---------- Items

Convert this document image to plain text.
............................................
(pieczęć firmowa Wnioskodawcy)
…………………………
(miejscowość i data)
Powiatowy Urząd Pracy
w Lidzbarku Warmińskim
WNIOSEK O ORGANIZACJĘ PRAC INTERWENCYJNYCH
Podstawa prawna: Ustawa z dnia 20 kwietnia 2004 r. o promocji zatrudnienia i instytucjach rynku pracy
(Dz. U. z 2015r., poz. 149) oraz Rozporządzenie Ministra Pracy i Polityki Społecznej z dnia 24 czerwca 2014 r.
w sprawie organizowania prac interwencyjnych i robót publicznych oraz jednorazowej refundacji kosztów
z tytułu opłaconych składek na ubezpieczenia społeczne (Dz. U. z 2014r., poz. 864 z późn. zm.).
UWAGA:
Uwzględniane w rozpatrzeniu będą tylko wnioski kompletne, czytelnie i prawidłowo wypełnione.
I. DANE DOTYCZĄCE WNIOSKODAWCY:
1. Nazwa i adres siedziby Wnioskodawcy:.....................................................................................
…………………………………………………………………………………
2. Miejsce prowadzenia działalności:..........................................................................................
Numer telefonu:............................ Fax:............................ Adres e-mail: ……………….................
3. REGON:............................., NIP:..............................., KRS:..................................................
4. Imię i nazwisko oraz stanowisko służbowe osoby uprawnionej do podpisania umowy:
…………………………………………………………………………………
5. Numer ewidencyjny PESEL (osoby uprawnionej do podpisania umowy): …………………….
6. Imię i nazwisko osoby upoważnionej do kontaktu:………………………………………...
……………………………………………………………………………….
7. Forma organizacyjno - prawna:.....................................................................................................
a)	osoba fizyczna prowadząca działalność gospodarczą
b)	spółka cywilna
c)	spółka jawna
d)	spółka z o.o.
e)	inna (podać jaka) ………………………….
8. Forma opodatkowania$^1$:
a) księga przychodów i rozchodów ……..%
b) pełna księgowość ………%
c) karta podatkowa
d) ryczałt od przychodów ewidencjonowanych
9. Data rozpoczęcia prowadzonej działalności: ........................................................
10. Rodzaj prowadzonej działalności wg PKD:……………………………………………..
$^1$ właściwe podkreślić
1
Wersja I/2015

--------------------

Output the whole listing above again, word for word.

= Worked answer =
Convert this document image to plain text.
............................................
(pieczęć firmowa Wnioskodawcy)
…………………………
(miejscowość i data)
Powiatowy Urząd Pracy
w Lidzbarku Warmińskim
WNIOSEK O ORGANIZACJĘ PRAC INTERWENCYJNYCH
Podstawa prawna: Ustawa z dnia 20 kwietnia 2004 r. o promocji zatrudnienia i instytucjach rynku pracy
(Dz. U. z 2015r., poz. 149) oraz Rozporządzenie Ministra Pracy i Polityki Społecznej z dnia 24 czerwca 2014 r.
w sprawie organizowania prac interwencyjnych i robót publicznych oraz jednorazowej refundacji kosztów
z tytułu opłaconych składek na ubezpieczenia społeczne (Dz. U. z 2014r., poz. 864 z późn. zm.).
UWAGA:
Uwzględniane w rozpatrzeniu będą tylko wnioski kompletne, czytelnie i prawidłowo wypełnione.
I. DANE DOTYCZĄCE WNIOSKODAWCY:
1. Nazwa i adres siedziby Wnioskodawcy:.....................................................................................
…………………………………………………………………………………
2. Miejsce prowadzenia działalności:..........................................................................................
Numer telefonu:............................ Fax:............................ Adres e-mail: ……………….................
3. REGON:............................., NIP:..............................., KRS:..................................................
4. Imię i nazwisko oraz stanowisko służbowe osoby uprawnionej do podpisania umowy:
…………………………………………………………………………………
5. Numer ewidencyjny PESEL (osoby uprawnionej do podpisania umowy): …………………….
6. Imię i nazwisko osoby upoważnionej do kontaktu:………………………………………...
……………………………………………………………………………….
7. Forma organizacyjno - prawna:.....................................................................................................
a)	osoba fizyczna prowadząca działalność gospodarczą
b)	spółka cywilna
c)	spółka jawna
d)	spółka z o.o.
e)	inna (podać jaka) ………………………….
8. Forma opodatkowania$^1$:
a) księga przychodów i rozchodów ……..%
b) pełna księgowość ………%
c) karta podatkowa
d) ryczałt od przychodów ewidencjonowanych
9. Data rozpoczęcia prowadzonej działalności: ........................................................
10. Rodzaj prowadzonej działalności wg PKD:……………………………………………..
$^1$ właściwe podkreślić
1
Wersja I/2015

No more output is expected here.